Written task: Scan the records below for the word "реда" and give only the number of lines that hold it.

★ ★ ★ ★

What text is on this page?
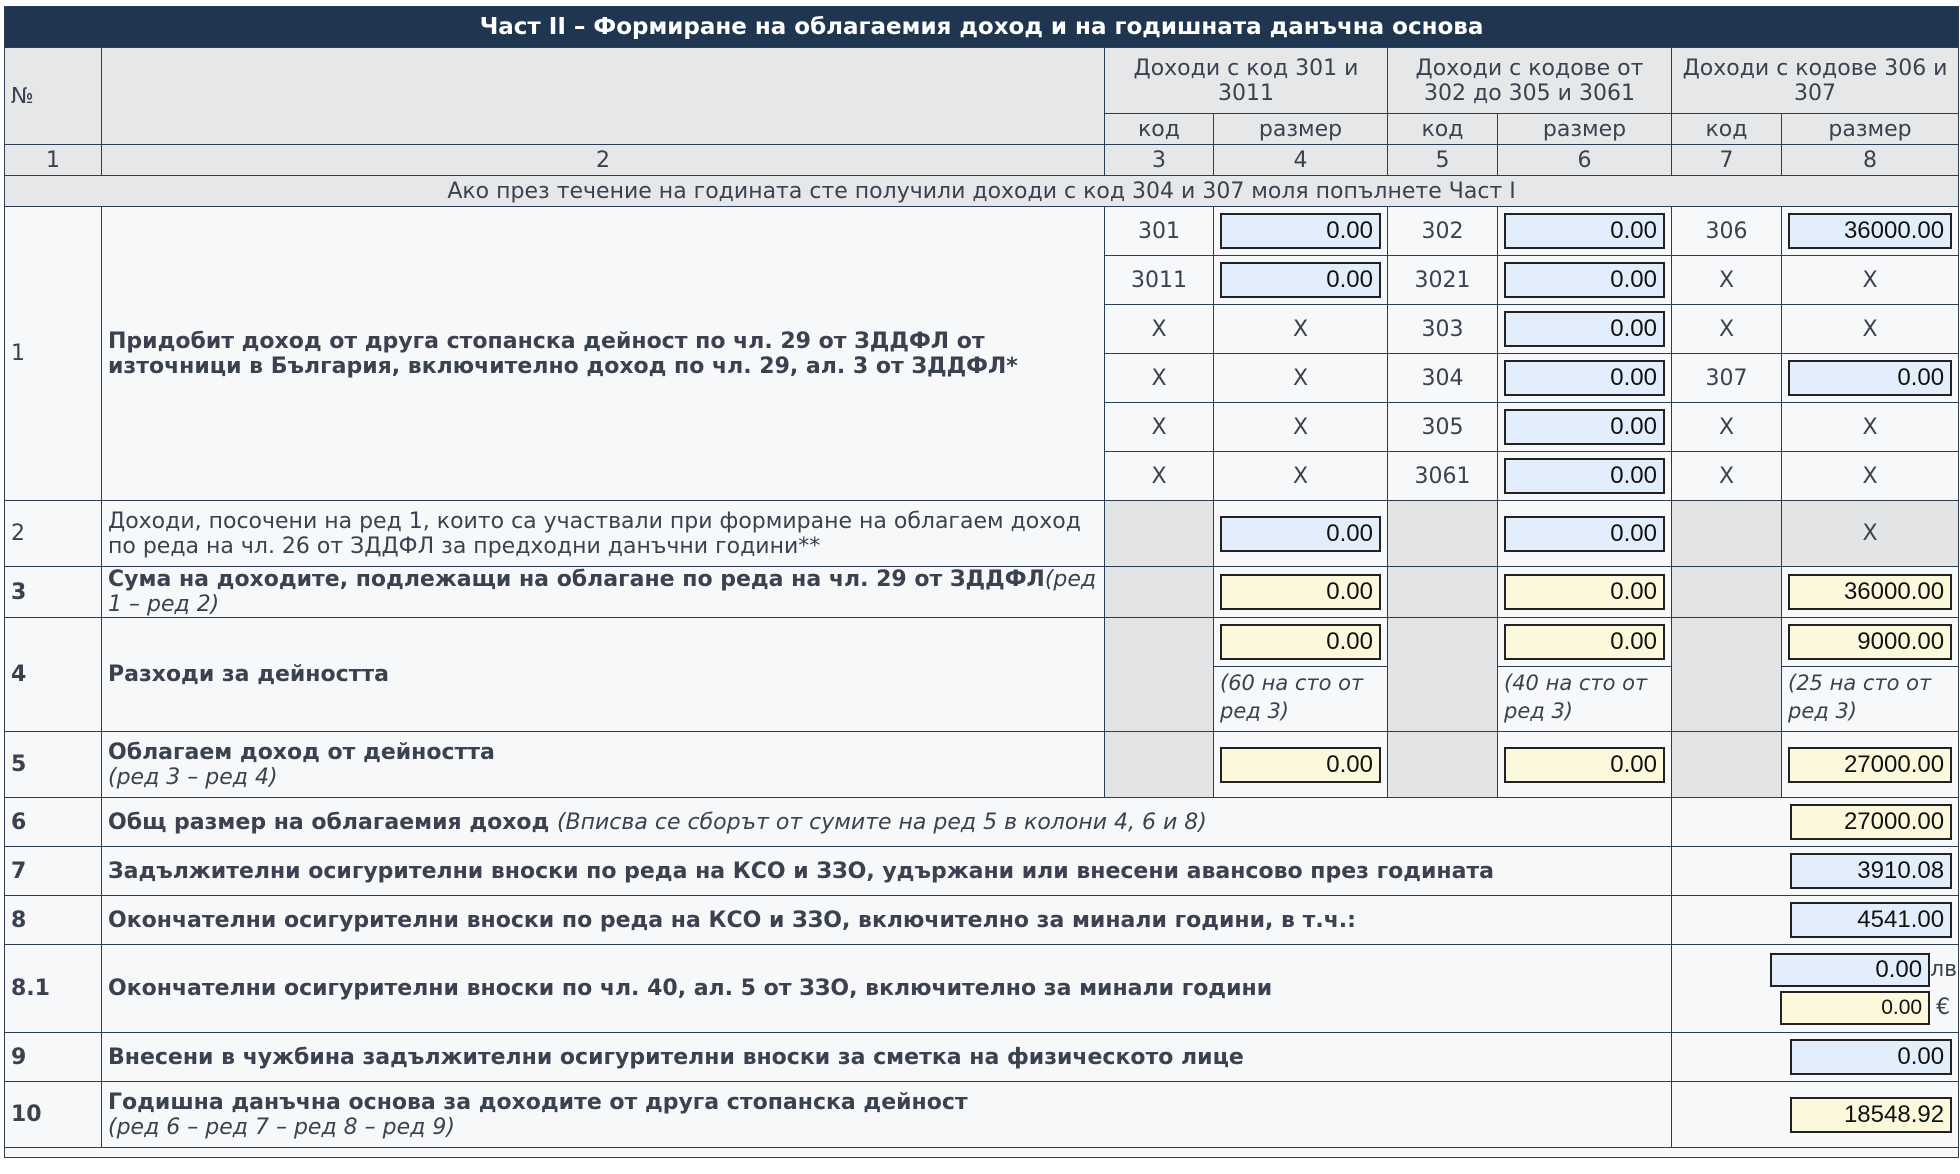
Част II – Формиране на облагаемия доход и на годишната данъчна основа							
№		Доходи с код 301 и 3011		Доходи с кодове от 302 до 305 и 3061		Доходи с кодове 306 и 307	
		код	размер	код	размер	код	размер
1	2	3	4	5	6	7	8
Ако през течение на годината сте получили доходи с код 304 и 307 моля попълнете Част I							
1	Придобит доход от друга стопанска дейност по чл. 29 от ЗДДФЛ от източници в България, включително доход по чл. 29, ал. 3 от ЗДДФЛ*	301	0.00	302	0.00	306	36000.00

		3011	0.00	3021	0.00	X	X
		X	X	303	0.00	X	X
		X	X	304	0.00	307	0.00

		X	X	305	0.00	X	X
		X	X	3061	0.00	X	X
2	Доходи, посочени на ред 1, които са участвали при формиране на облагаем доход по реда на чл. 26 от ЗДДФЛ за предходни данъчни години**		0.00		0.00		X
3	Сума на доходите, подлежащи на облагане по реда на чл. 29 от ЗДДФЛ(ред 1 – ред 2)		0.00		0.00		36000.00

4	Разходи за дейността		0.00		0.00		9000.00

			(60 на сто от ред 3)		(40 на сто от ред 3)		(25 на сто от ред 3)
5	Облагаем доход от дейността
(ред 3 – ред 4)		0.00		0.00		27000.00

6	Общ размер на облагаемия доход (Вписва се сборът от сумите на ред 5 в колони 4, 6 и 8)					27000.00	

7	Задължителни осигурителни вноски по реда на КСО и ЗЗО, удържани или внесени авансово през годината					3910.08	

8	Окончателни осигурителни вноски по реда на КСО и ЗЗО, включително за минали години, в т.ч.:					4541.00	

8.1	Окончателни осигурителни вноски по чл. 40, ал. 5 от ЗЗО, включително за минали години					0.00 лв
0.00 €	

9	Внесени в чужбина задължителни осигурителни вноски за сметка на физическото лице					0.00	

10	Годишна данъчна основа за доходите от друга стопанска дейност
(ред 6 – ред 7 – ред 8 – ред 9)					18548.92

★ ★ ★ ★

Result for this exercise: 4